- Extrait choisi:
>>>>>

Comme le loyer minimum garanti correspond à la valeur locative, c’est-à-dire en fait au maximum, le supplément constitué par le loyer variable, dans l’hypothèse où le chiffre d’affaires est élevé, n’a pas de contrepartie.
Cette astucieuse organisation du déséquilibre contractuel, qui s’est généralisée dans les centres commerciaux, permet au propriétaire d’être associé au chiffre d’affaires du locataire lorsque les affaires sont prospères, et d’encaisser un loyer minimum garanti indexé excluant toute participation aux pertes, lorsque les affaires vont moins bien.
Il s’agit certes d’une clause déséquilibrée, figurant dans les baux de centres commerciaux qui sont généralement des contrats d’adhésion[1], mais l’article 1171 du Code civil interdit toute sanction, puisque le deuxième alinéa de ce texte stipule : « L’appréciation du déséquilibre significatif ne porte ni sur l’objet principal du contrat ni sur l’adéquation du prix à la prestation ».
L’adéquation du prix à la prestation devrait toutefois pouvoir être rétablie, puisque dans ses derniers arrêts, la Cour de cassation considère que, lors du renouvellement du bail, le juge, compte tenu des clauses figurant actuellement dans les baux de centres commerciaux, peut statuer sur le montant du loyer minimum garanti.
Les derniers arrêts rendus par la Cour de cassation doivent être replacés dans leur contexte, mais l’on peut penser que l’état du droit n’est pas encore stabilisé.

<<<<<

- Travail demandé:
- a) Reformulez sous forme de liste le paragraphe de l'extrait choisi qui commence par « Cette astucieuse organisation », en conservant ses faits essentiels.
- b) Poursuivez l'extrait sur les baux de centres commerciaux à la suite de sa dernière phrase.
Les items proviennent d'une autre source que l'extrait.

- Données fournies:
>>>>>

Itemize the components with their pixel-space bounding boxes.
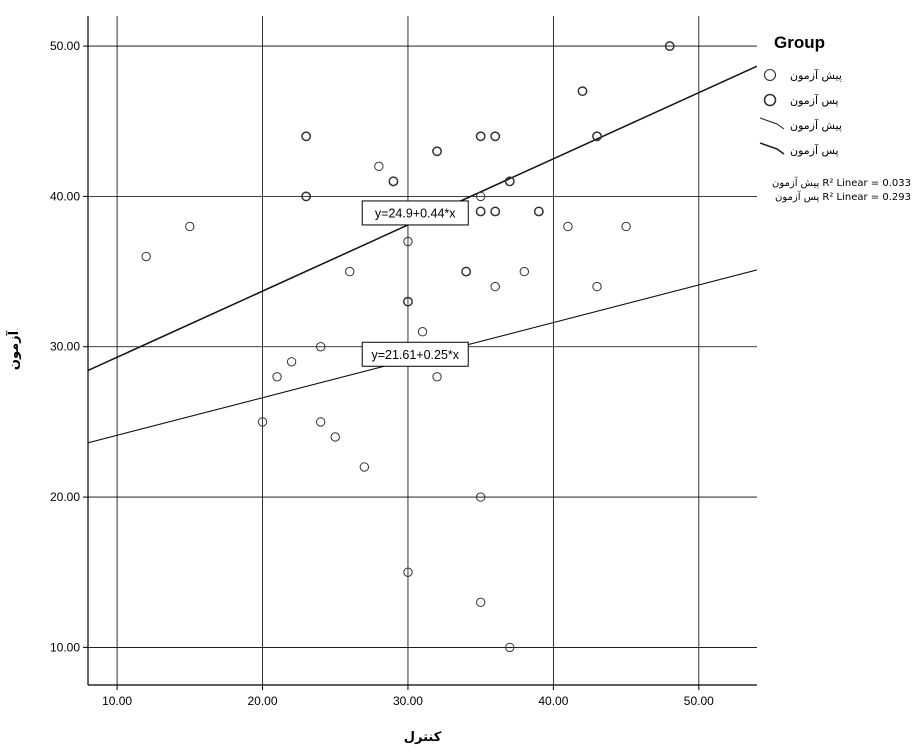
- fit-equation-text: y=21.61+0.25*x: [371, 348, 459, 362]
- data-point-1: [475, 206, 486, 217]
- fit-equation-0: y=24.9+0.44*x: [361, 200, 469, 226]
- data-point-1: [533, 206, 544, 217]
- data-point-0: [563, 221, 573, 232]
- data-point-1: [461, 266, 472, 277]
- data-point-0: [315, 417, 326, 427]
- x-axis-label: کنترل: [404, 730, 442, 745]
- data-point-0: [403, 567, 413, 577]
- data-point-0: [374, 161, 384, 172]
- fit-equation-labels: y=24.9+0.44*x y=21.61+0.25*x: [361, 200, 469, 367]
- y-tick-label: 40.00: [50, 189, 80, 203]
- x-tick-label: 20.00: [248, 694, 278, 708]
- data-point-0: [403, 236, 413, 247]
- data-point-1: [490, 131, 501, 142]
- data-point-1: [490, 206, 501, 217]
- data-point-1: [432, 146, 442, 157]
- fit-equation-box: [361, 200, 469, 226]
- data-point-1: [475, 131, 486, 142]
- data-point-1: [388, 176, 399, 187]
- data-point-0: [505, 642, 515, 653]
- data-point-0: [272, 372, 282, 382]
- fit-equation-1: y=21.61+0.25*x: [361, 341, 469, 367]
- x-tick-label: 10.00: [102, 694, 132, 708]
- x-tick-label: 40.00: [538, 694, 568, 708]
- fit-equation-box: [361, 341, 469, 367]
- y-tick-label: 20.00: [50, 490, 80, 504]
- y-axis-label: آزمون: [5, 330, 22, 370]
- data-point-0: [432, 372, 442, 382]
- legend-title: Group: [774, 33, 825, 52]
- data-point-0: [417, 327, 428, 337]
- y-tick-label: 10.00: [50, 640, 80, 654]
- legend: Group پیش آزمون پس آزمون پیش آزمون پس آزمون پ…: [759, 33, 911, 203]
- data-point-1: [592, 131, 602, 142]
- fit-equation-text: y=24.9+0.44*x: [375, 206, 456, 220]
- data-point-1: [301, 191, 312, 202]
- data-point-0: [475, 597, 486, 608]
- data-point-0: [475, 191, 486, 202]
- x-tick-label: 50.00: [684, 694, 714, 708]
- data-points: [141, 41, 675, 653]
- data-point-1: [301, 131, 312, 142]
- data-point-0: [519, 266, 530, 277]
- data-point-0: [330, 432, 340, 442]
- data-point-1: [504, 176, 515, 187]
- grid-lines: [88, 16, 757, 685]
- legend-marker-icon: [763, 93, 777, 107]
- data-point-0: [315, 342, 326, 352]
- legend-entry-label: پیش آزمون: [790, 68, 842, 82]
- data-point-0: [345, 266, 355, 277]
- y-tick-label: 30.00: [50, 340, 80, 354]
- fit-lines: [88, 65, 757, 444]
- data-point-0: [286, 357, 297, 367]
- data-point-1: [664, 41, 675, 52]
- axes: 10.00 20.00 30.00 40.00 50.00 10.00 20.00 30.00…: [5, 16, 757, 745]
- data-point-0: [185, 221, 195, 232]
- data-point-0: [490, 281, 500, 292]
- data-point-1: [577, 86, 588, 97]
- legend-line-icon: [759, 117, 785, 130]
- data-point-0: [475, 492, 486, 502]
- legend-line-icon: [759, 142, 785, 155]
- r2-label: پس آزمون R² Linear = 0.293: [775, 190, 911, 203]
- data-point-0: [257, 417, 268, 427]
- legend-entry-label: پس آزمون: [790, 93, 839, 107]
- data-point-0: [359, 462, 370, 472]
- y-tick-label: 50.00: [50, 39, 80, 53]
- legend-entry-label: پیش آزمون: [790, 118, 842, 132]
- legend-marker-icon: [763, 68, 777, 82]
- x-tick-label: 30.00: [393, 694, 423, 708]
- data-point-0: [141, 251, 151, 262]
- data-point-0: [592, 281, 602, 292]
- r2-label: پیش آزمون R² Linear = 0.033: [772, 176, 911, 189]
- data-point-0: [621, 221, 631, 232]
- data-point-1: [403, 296, 413, 307]
- legend-entry-label: پس آزمون: [790, 143, 839, 157]
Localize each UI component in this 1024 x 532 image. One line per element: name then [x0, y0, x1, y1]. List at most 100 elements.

<<<<<

- Réponses attendues:
- a)
- Ce déséquilibre contractuel organisé s'est généralisé dans les centres commerciaux.
- Quand les affaires du locataire sont prospères, le propriétaire est associé à son chiffre d'affaires.
- Quand elles vont moins bien, le propriétaire encaisse un loyer minimum garanti indexé, sans aucune participation aux pertes.

- b)
Les clauses de loyer variable ont un lourd passé (I), et l’avenir reste incertain (II).
I – LE PASSÉE
Pendant plus de trente ans, la question des loyers variables est restée réglée, avec une très grande stabilité, par la jurisprudence dite « Théâtre Saint Georges », cet intitulé étant toutefois légèrement usurpé, puisque la solution jurisprudentielle était en fait antérieure à l’arrêt Théâtre Saint Georges (A).
Cette jurisprudence a été remise en cause par la nouvelle rédaction des clauses de loyer variable, qui a aboutit aux arrêts de la Cour de cassation des 3 novembre 2016 et 29 novembre 2018 (B).
A – LA JURISPRUDENCE THÉÂTRE SAINT GEORGES
La Cour de cassation a dû qualifier les clauses de loyer variable (1), puis a statué à l’occasion de révisions triennales (2) pour se prononcer enfin, par son arrêt « Théâtre Saint Georges », à propos d’un renouvellement (3).
1°- Qualification de la clause de loyer variable
La Cour de cassation jugea que les clauses qui instituaient des loyers alternatifs, déterminables année par année, spécialement en fonction du chiffre d’affaires réalisé par le locataire, ne constituaient pas des clauses d’échelle mobile[2]. Les clauses de loyer variable ne sont donc pas des clauses d’indexation.
La Cour de cassation précisa ensuite qu’il s’agissait d’un mode particulier de détermination du loyer particulier, qui n’entrait pas dans les prévisions du statut des baux commerciaux[3].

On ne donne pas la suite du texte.